**What you will do**
Your answer should be one number: how many lines of the data include the string "насекомого"?

Dataset entries
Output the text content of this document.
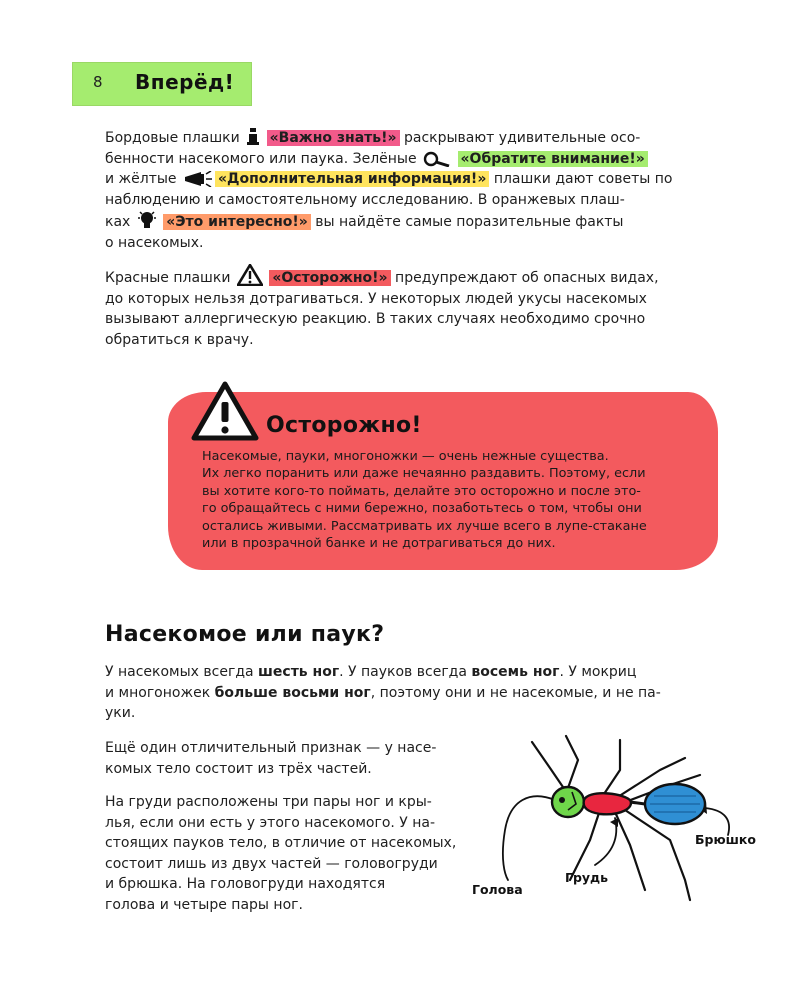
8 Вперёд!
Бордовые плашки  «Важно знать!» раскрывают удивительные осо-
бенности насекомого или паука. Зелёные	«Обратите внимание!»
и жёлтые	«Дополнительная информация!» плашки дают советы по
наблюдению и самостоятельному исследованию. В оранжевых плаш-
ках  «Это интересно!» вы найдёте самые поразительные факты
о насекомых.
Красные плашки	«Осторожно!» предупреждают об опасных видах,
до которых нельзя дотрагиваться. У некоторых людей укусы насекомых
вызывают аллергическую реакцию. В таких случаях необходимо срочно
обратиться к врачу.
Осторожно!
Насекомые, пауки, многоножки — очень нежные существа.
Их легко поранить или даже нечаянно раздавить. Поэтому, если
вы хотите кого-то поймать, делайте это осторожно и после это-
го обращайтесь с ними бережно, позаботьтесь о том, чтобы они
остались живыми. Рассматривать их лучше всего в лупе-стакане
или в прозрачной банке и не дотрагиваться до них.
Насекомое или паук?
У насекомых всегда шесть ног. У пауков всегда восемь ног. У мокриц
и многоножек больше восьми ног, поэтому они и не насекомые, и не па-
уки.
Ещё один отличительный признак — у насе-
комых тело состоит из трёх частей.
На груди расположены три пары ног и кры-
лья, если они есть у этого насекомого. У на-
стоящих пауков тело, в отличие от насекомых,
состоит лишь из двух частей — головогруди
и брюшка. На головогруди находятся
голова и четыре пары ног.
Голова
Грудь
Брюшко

**Correct result**
2